— START OF Stored records —
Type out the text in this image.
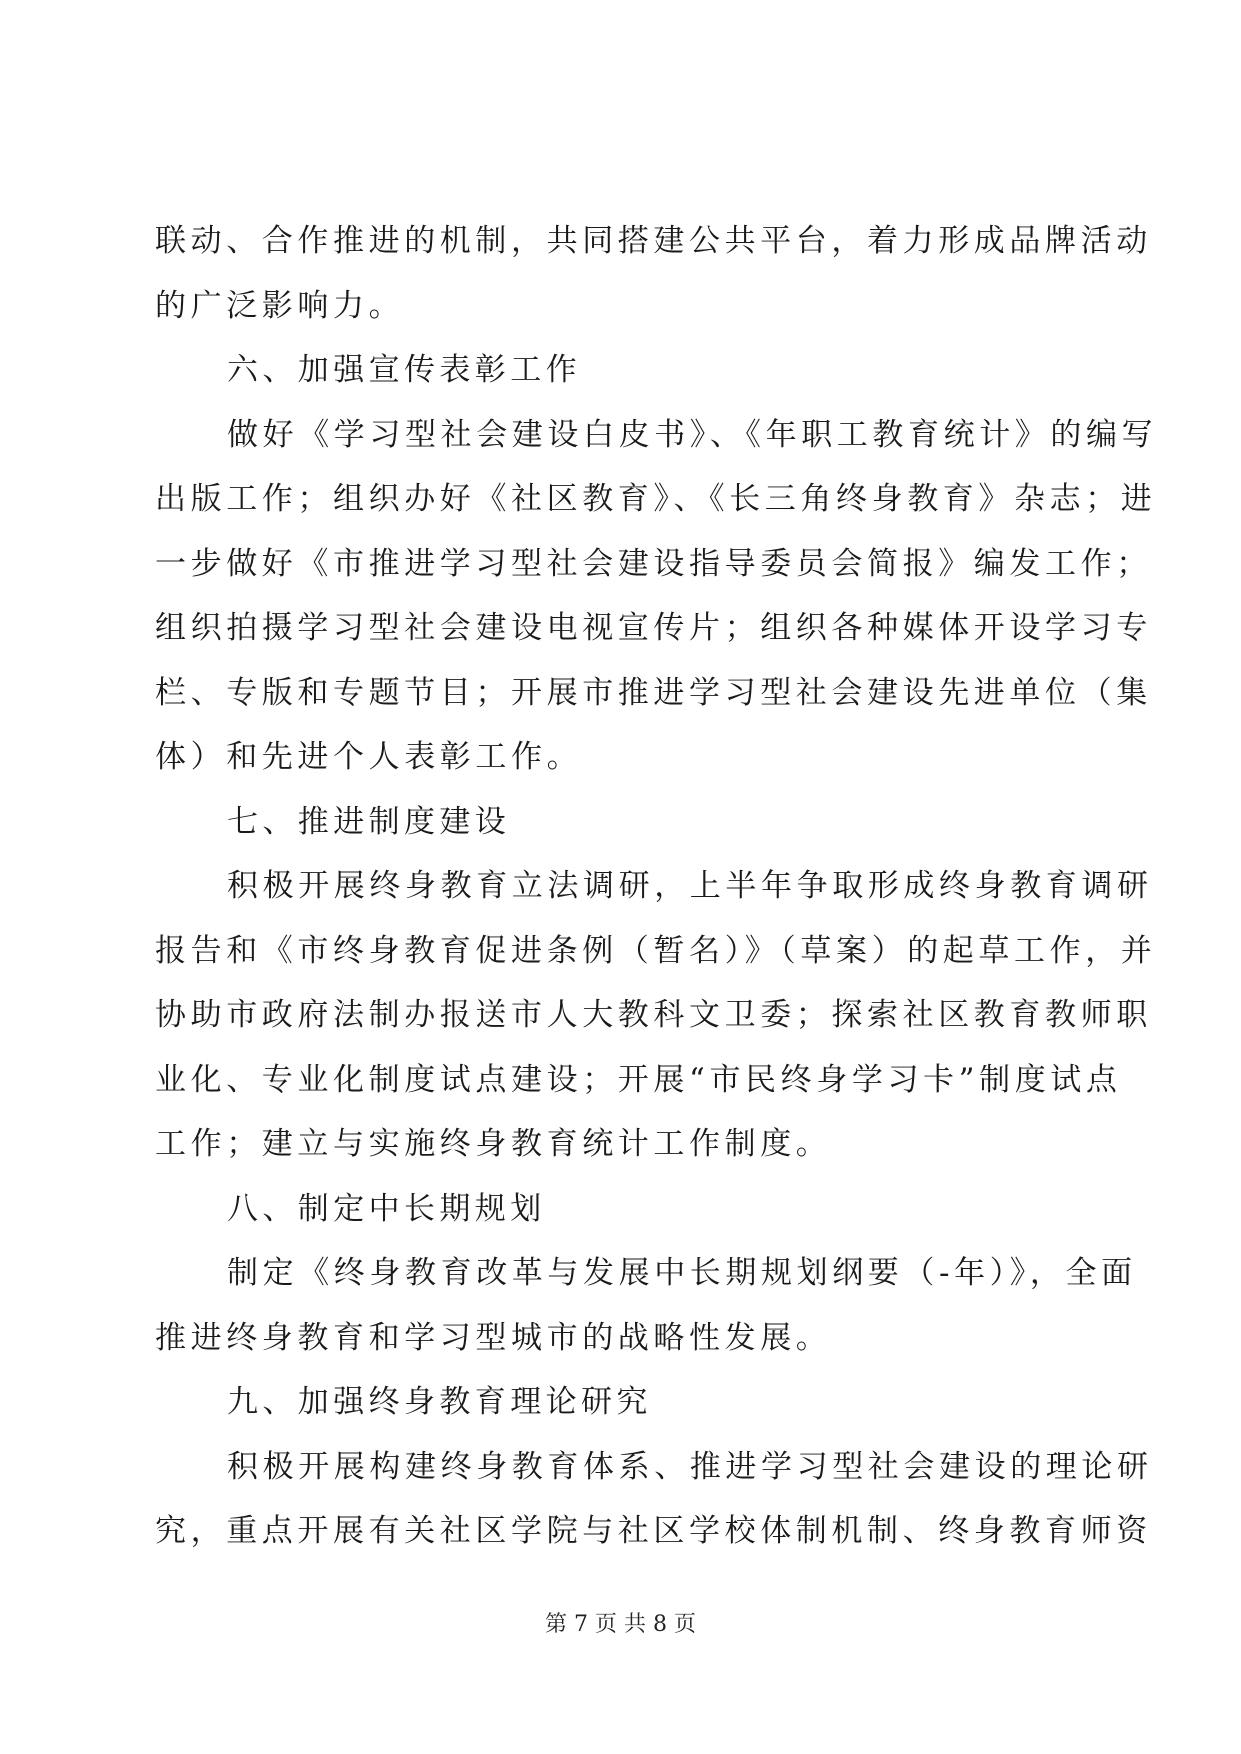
联动、合作推进的机制，共同搭建公共平台，着力形成品牌活动
的广泛影响力。
六、加强宣传表彰工作
做好《学习型社会建设白皮书》、《年职工教育统计》的编写
出版工作；组织办好《社区教育》、《长三角终身教育》杂志；进
一步做好《市推进学习型社会建设指导委员会简报》编发工作；
组织拍摄学习型社会建设电视宣传片；组织各种媒体开设学习专
栏、专版和专题节目；开展市推进学习型社会建设先进单位（集
体）和先进个人表彰工作。
七、推进制度建设
积极开展终身教育立法调研，上半年争取形成终身教育调研
报告和《市终身教育促进条例（暂名）》（草案）的起草工作，并
协助市政府法制办报送市人大教科文卫委；探索社区教育教师职
业化、专业化制度试点建设；开展“市民终身学习卡”制度试点
工作；建立与实施终身教育统计工作制度。
八、制定中长期规划
制定《终身教育改革与发展中长期规划纲要（-年）》，全面
推进终身教育和学习型城市的战略性发展。
九、加强终身教育理论研究
积极开展构建终身教育体系、推进学习型社会建设的理论研
究，重点开展有关社区学院与社区学校体制机制、终身教育师资
第 7 页 共 8 页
— END OF Stored records —
All of the material above needs to be restated exactly, with no pictures.

Type out the text in this image.
联动、合作推进的机制，共同搭建公共平台，着力形成品牌活动
的广泛影响力。
六、加强宣传表彰工作
做好《学习型社会建设白皮书》、《年职工教育统计》的编写
出版工作；组织办好《社区教育》、《长三角终身教育》杂志；进
一步做好《市推进学习型社会建设指导委员会简报》编发工作；
组织拍摄学习型社会建设电视宣传片；组织各种媒体开设学习专
栏、专版和专题节目；开展市推进学习型社会建设先进单位（集
体）和先进个人表彰工作。
七、推进制度建设
积极开展终身教育立法调研，上半年争取形成终身教育调研
报告和《市终身教育促进条例（暂名）》（草案）的起草工作，并
协助市政府法制办报送市人大教科文卫委；探索社区教育教师职
业化、专业化制度试点建设；开展“市民终身学习卡”制度试点
工作；建立与实施终身教育统计工作制度。
八、制定中长期规划
制定《终身教育改革与发展中长期规划纲要（-年）》，全面
推进终身教育和学习型城市的战略性发展。
九、加强终身教育理论研究
积极开展构建终身教育体系、推进学习型社会建设的理论研
究，重点开展有关社区学院与社区学校体制机制、终身教育师资
第 7 页 共 8 页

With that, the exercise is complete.